= SOURCE MATERIAL =
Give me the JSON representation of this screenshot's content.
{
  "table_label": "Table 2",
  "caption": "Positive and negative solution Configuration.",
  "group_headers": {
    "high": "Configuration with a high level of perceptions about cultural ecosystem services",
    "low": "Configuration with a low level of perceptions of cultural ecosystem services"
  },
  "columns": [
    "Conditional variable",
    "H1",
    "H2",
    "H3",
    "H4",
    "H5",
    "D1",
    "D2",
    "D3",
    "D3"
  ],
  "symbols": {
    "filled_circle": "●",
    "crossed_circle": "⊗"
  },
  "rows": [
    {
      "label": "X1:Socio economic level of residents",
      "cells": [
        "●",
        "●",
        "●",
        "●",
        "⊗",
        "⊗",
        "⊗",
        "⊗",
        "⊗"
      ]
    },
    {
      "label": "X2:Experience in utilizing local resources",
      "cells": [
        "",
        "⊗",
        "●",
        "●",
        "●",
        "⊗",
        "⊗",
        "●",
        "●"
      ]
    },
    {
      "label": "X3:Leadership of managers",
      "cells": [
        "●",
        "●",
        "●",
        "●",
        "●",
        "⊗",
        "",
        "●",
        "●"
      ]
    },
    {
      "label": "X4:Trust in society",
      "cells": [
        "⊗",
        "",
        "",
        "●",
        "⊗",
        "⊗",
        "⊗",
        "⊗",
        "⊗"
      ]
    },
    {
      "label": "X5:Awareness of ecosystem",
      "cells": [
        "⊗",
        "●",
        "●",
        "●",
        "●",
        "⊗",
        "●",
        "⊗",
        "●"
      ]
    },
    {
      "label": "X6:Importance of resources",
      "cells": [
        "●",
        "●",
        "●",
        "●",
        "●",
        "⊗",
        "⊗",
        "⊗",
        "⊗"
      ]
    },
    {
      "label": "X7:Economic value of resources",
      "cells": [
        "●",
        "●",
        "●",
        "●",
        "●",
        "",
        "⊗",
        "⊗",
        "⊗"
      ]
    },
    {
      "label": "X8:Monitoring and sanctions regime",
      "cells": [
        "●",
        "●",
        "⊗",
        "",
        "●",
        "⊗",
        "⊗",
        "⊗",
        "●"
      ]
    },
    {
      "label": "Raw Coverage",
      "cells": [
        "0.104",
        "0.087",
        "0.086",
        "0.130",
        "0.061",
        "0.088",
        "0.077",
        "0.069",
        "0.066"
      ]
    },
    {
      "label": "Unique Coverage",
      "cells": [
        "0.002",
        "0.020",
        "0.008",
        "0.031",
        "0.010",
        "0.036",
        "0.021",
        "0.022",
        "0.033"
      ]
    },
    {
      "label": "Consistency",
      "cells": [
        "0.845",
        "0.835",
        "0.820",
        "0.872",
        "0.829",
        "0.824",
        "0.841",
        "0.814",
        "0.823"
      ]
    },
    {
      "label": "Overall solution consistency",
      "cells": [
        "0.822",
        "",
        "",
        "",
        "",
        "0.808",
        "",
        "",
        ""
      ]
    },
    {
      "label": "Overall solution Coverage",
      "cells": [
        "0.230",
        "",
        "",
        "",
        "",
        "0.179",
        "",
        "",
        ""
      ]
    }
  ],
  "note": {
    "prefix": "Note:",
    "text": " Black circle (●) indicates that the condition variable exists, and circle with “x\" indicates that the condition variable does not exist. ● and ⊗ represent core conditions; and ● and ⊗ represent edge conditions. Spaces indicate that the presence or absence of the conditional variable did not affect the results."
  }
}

= THE REQUEST =
Read the entries and pick out all lines that include the word "cultural".

= ANSWER TO THE TASK =
    "high": "Configuration with a high level of perceptions about cultural ecosystem services",
    "low": "Configuration with a low level of perceptions of cultural ecosystem services"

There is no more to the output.